**TASK DETAILS:**
Reproduce the material exactly, omitting nothing.

::::

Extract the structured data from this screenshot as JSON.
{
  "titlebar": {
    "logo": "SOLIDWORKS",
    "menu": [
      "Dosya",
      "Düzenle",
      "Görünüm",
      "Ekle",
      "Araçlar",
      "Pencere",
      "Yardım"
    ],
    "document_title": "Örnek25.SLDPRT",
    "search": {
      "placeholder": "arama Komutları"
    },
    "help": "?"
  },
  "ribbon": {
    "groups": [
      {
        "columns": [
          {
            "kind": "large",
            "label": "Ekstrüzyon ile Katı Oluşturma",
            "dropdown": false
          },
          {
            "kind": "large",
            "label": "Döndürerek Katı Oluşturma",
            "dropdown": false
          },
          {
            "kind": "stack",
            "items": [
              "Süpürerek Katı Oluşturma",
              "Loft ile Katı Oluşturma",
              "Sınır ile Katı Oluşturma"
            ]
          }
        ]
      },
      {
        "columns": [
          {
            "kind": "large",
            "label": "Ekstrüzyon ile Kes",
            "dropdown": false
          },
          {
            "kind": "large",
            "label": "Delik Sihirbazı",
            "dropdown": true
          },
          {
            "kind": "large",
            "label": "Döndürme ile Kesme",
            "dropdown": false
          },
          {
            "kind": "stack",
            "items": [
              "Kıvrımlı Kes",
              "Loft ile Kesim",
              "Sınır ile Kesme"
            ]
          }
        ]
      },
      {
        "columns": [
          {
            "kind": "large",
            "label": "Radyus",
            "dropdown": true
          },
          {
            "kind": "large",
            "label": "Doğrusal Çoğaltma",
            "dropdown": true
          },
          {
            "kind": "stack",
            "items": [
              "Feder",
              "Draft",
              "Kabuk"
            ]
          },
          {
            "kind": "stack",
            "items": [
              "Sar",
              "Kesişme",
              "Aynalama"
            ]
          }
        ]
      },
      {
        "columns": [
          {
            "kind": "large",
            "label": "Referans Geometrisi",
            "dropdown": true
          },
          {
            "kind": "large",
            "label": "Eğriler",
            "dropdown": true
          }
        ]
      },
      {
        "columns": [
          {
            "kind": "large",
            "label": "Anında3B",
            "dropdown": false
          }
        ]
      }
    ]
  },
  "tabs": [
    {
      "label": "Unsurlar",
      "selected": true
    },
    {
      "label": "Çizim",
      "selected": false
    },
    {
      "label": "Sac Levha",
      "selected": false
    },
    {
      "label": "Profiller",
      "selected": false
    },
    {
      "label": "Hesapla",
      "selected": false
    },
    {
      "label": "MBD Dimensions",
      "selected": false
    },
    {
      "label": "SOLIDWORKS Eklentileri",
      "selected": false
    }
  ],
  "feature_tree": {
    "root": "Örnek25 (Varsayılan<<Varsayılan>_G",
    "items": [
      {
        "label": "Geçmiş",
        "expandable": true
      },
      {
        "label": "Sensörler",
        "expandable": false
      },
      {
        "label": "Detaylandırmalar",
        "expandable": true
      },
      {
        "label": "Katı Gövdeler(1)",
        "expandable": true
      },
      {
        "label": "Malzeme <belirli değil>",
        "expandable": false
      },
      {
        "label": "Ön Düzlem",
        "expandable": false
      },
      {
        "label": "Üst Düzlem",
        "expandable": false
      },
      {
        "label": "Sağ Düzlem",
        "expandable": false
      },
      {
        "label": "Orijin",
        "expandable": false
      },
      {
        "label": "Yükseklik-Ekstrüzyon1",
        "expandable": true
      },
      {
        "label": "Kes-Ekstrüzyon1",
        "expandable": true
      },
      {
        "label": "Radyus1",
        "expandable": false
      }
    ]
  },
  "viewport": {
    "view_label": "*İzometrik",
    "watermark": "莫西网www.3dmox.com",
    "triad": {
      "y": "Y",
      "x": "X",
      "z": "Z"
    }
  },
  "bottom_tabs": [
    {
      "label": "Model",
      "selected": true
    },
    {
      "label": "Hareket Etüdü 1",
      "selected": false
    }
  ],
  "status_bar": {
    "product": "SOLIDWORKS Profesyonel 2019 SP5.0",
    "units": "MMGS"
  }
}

::::

**SOLUTION TO THE EXERCISE:**
Extract the structured data from this screenshot as JSON.
{
  "titlebar": {
    "logo": "SOLIDWORKS",
    "menu": [
      "Dosya",
      "Düzenle",
      "Görünüm",
      "Ekle",
      "Araçlar",
      "Pencere",
      "Yardım"
    ],
    "document_title": "Örnek25.SLDPRT",
    "search": {
      "placeholder": "arama Komutları"
    },
    "help": "?"
  },
  "ribbon": {
    "groups": [
      {
        "columns": [
          {
            "kind": "large",
            "label": "Ekstrüzyon ile Katı Oluşturma",
            "dropdown": false
          },
          {
            "kind": "large",
            "label": "Döndürerek Katı Oluşturma",
            "dropdown": false
          },
          {
            "kind": "stack",
            "items": [
              "Süpürerek Katı Oluşturma",
              "Loft ile Katı Oluşturma",
              "Sınır ile Katı Oluşturma"
            ]
          }
        ]
      },
      {
        "columns": [
          {
            "kind": "large",
            "label": "Ekstrüzyon ile Kes",
            "dropdown": false
          },
          {
            "kind": "large",
            "label": "Delik Sihirbazı",
            "dropdown": true
          },
          {
            "kind": "large",
            "label": "Döndürme ile Kesme",
            "dropdown": false
          },
          {
            "kind": "stack",
            "items": [
              "Kıvrımlı Kes",
              "Loft ile Kesim",
              "Sınır ile Kesme"
            ]
          }
        ]
      },
      {
        "columns": [
          {
            "kind": "large",
            "label": "Radyus",
            "dropdown": true
          },
          {
            "kind": "large",
            "label": "Doğrusal Çoğaltma",
            "dropdown": true
          },
          {
            "kind": "stack",
            "items": [
              "Feder",
              "Draft",
              "Kabuk"
            ]
          },
          {
            "kind": "stack",
            "items": [
              "Sar",
              "Kesişme",
              "Aynalama"
            ]
          }
        ]
      },
      {
        "columns": [
          {
            "kind": "large",
            "label": "Referans Geometrisi",
            "dropdown": true
          },
          {
            "kind": "large",
            "label": "Eğriler",
            "dropdown": true
          }
        ]
      },
      {
        "columns": [
          {
            "kind": "large",
            "label": "Anında3B",
            "dropdown": false
          }
        ]
      }
    ]
  },
  "tabs": [
    {
      "label": "Unsurlar",
      "selected": true
    },
    {
      "label": "Çizim",
      "selected": false
    },
    {
      "label": "Sac Levha",
      "selected": false
    },
    {
      "label": "Profiller",
      "selected": false
    },
    {
      "label": "Hesapla",
      "selected": false
    },
    {
      "label": "MBD Dimensions",
      "selected": false
    },
    {
      "label": "SOLIDWORKS Eklentileri",
      "selected": false
    }
  ],
  "feature_tree": {
    "root": "Örnek25 (Varsayılan<<Varsayılan>_G",
    "items": [
      {
        "label": "Geçmiş",
        "expandable": true
      },
      {
        "label": "Sensörler",
        "expandable": false
      },
      {
        "label": "Detaylandırmalar",
        "expandable": true
      },
      {
        "label": "Katı Gövdeler(1)",
        "expandable": true
      },
      {
        "label": "Malzeme <belirli değil>",
        "expandable": false
      },
      {
        "label": "Ön Düzlem",
        "expandable": false
      },
      {
        "label": "Üst Düzlem",
        "expandable": false
      },
      {
        "label": "Sağ Düzlem",
        "expandable": false
      },
      {
        "label": "Orijin",
        "expandable": false
      },
      {
        "label": "Yükseklik-Ekstrüzyon1",
        "expandable": true
      },
      {
        "label": "Kes-Ekstrüzyon1",
        "expandable": true
      },
      {
        "label": "Radyus1",
        "expandable": false
      }
    ]
  },
  "viewport": {
    "view_label": "*İzometrik",
    "watermark": "莫西网www.3dmox.com",
    "triad": {
      "y": "Y",
      "x": "X",
      "z": "Z"
    }
  },
  "bottom_tabs": [
    {
      "label": "Model",
      "selected": true
    },
    {
      "label": "Hareket Etüdü 1",
      "selected": false
    }
  ],
  "status_bar": {
    "product": "SOLIDWORKS Profesyonel 2019 SP5.0",
    "units": "MMGS"
  }
}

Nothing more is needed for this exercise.